▶ **Data section**
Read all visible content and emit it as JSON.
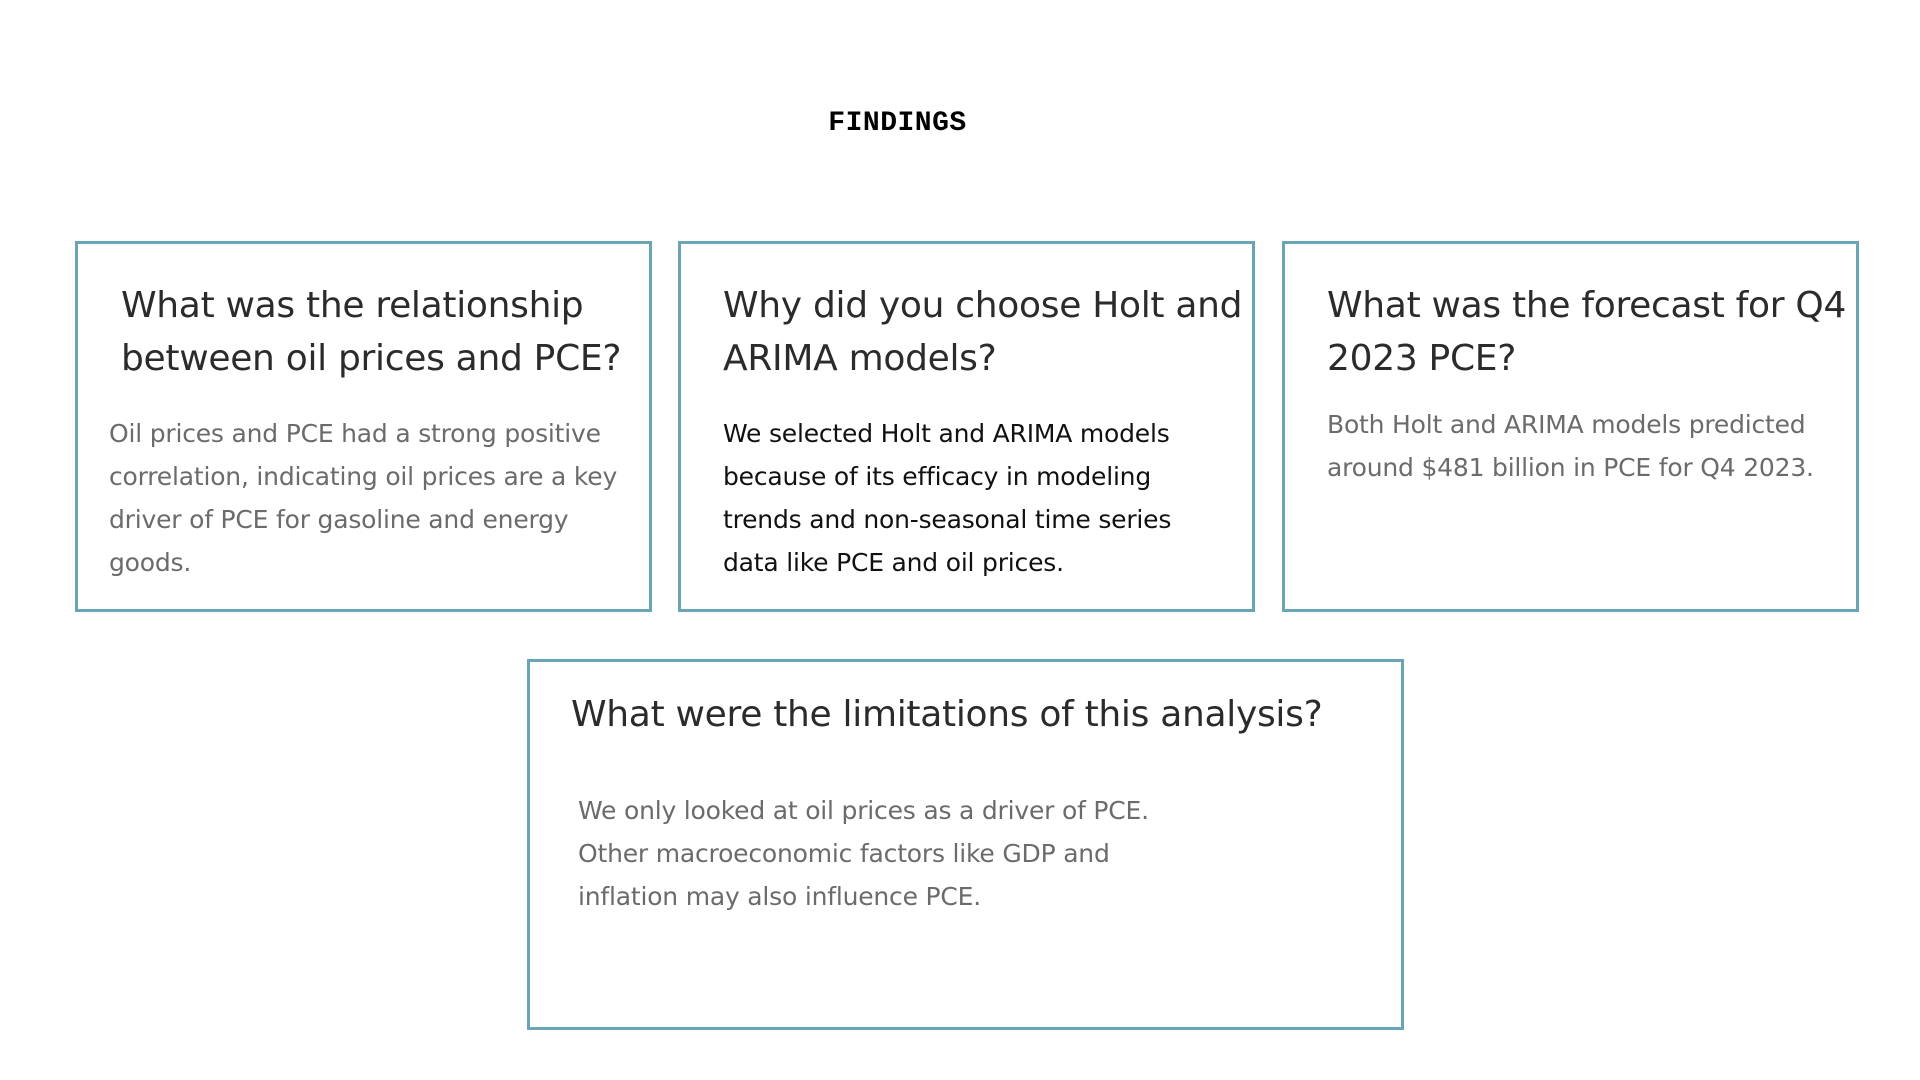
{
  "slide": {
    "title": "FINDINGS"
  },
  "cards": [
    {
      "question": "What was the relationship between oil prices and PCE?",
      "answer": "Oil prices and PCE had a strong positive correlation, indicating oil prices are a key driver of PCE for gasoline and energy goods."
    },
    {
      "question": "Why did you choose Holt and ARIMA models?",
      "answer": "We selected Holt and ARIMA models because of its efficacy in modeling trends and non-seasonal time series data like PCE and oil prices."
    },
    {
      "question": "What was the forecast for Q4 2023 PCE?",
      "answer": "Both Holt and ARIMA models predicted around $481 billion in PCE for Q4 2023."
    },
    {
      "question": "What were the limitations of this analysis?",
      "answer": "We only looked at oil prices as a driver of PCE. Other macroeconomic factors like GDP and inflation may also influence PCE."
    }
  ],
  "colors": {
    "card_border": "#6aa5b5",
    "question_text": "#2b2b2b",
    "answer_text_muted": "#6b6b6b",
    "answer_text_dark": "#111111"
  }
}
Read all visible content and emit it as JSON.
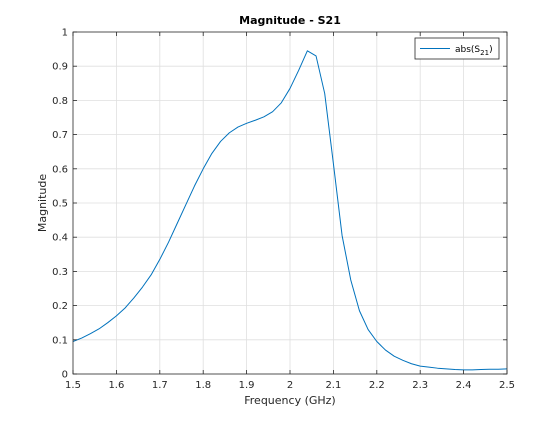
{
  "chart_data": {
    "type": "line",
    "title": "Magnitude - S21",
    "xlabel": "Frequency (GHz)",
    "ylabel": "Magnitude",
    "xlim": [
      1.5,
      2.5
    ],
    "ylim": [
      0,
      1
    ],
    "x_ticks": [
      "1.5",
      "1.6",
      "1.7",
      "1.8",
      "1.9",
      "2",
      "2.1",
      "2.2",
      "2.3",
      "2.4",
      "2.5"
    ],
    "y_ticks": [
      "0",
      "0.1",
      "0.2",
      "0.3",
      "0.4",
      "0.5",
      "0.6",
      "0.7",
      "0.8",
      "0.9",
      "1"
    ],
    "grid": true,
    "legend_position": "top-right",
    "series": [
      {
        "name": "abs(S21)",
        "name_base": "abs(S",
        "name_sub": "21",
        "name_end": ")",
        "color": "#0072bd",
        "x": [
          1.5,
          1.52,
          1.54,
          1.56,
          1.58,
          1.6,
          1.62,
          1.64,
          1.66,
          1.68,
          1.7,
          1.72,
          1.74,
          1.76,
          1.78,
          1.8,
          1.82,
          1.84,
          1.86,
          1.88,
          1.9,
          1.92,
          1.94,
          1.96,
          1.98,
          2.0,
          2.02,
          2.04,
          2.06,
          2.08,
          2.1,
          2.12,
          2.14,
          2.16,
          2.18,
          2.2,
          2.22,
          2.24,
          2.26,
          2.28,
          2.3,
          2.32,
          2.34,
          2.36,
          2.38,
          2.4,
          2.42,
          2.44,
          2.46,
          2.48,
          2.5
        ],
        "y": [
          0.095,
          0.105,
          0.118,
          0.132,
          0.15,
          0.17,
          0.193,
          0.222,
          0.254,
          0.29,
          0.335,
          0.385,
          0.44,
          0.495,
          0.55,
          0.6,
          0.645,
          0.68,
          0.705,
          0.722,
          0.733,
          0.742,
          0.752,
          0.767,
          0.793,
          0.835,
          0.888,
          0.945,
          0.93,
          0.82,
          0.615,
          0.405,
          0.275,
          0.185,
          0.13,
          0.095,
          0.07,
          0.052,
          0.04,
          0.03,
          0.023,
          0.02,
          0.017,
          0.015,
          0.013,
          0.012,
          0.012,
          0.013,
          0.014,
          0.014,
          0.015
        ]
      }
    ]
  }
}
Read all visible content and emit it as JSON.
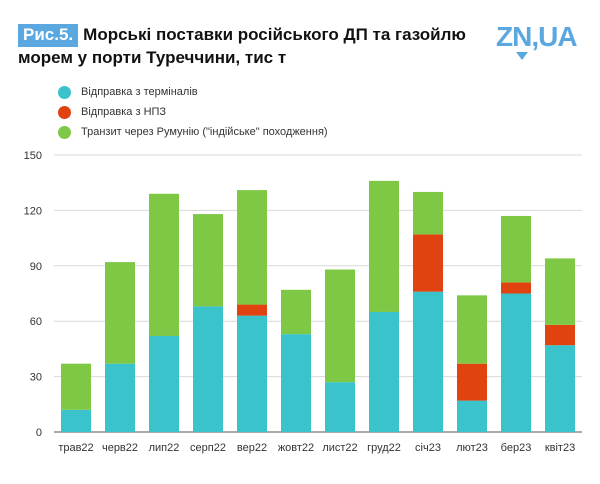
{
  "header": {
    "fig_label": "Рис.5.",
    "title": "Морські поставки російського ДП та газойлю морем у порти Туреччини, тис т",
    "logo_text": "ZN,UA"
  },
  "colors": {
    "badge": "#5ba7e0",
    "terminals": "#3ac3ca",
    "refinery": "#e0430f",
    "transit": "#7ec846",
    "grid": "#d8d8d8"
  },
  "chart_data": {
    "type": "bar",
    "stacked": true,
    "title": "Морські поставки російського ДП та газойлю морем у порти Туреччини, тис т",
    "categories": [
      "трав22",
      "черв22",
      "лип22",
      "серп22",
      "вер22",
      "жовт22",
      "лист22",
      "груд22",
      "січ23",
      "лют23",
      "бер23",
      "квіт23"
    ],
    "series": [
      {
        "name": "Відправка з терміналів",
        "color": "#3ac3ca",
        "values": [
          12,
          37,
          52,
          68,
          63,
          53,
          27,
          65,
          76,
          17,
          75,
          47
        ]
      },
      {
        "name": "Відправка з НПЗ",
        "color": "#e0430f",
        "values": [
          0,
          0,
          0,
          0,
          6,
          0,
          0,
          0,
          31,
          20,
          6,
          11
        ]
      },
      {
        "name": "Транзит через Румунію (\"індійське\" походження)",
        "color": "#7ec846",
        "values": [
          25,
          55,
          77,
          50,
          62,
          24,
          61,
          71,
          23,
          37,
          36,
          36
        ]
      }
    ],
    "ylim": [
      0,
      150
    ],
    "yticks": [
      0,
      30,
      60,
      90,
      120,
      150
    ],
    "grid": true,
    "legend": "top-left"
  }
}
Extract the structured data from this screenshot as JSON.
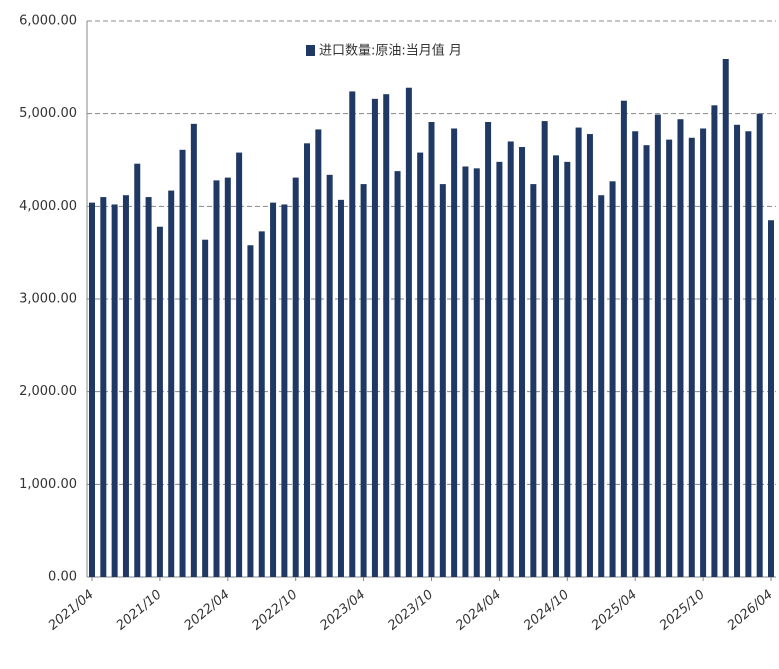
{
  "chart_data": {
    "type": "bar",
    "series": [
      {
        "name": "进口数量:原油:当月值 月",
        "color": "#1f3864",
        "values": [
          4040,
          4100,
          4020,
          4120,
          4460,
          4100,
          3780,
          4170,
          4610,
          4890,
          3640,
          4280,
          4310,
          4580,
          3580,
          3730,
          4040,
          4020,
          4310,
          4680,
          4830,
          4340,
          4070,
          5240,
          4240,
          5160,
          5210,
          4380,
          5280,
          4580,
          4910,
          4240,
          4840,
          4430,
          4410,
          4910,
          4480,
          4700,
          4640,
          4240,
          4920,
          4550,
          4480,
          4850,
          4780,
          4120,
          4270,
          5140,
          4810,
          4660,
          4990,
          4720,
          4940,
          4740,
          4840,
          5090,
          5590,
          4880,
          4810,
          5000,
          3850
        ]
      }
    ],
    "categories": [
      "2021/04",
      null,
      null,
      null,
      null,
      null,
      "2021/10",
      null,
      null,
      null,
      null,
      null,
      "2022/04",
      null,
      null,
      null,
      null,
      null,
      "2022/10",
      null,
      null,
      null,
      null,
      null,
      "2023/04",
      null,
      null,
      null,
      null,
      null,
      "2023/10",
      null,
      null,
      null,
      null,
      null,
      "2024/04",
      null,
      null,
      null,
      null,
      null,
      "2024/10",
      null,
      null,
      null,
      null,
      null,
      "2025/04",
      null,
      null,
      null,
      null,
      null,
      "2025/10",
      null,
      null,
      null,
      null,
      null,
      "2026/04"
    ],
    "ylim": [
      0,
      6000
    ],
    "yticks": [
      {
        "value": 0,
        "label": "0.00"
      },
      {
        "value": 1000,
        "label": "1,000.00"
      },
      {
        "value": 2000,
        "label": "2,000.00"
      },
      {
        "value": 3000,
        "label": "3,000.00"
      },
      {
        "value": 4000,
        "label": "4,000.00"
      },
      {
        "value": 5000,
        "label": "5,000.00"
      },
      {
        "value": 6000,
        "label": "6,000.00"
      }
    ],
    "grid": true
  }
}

▶ **Challenge**
What is the number of lines that contain "like"? Reply with that number alone.

▶ **Exercise answer**
2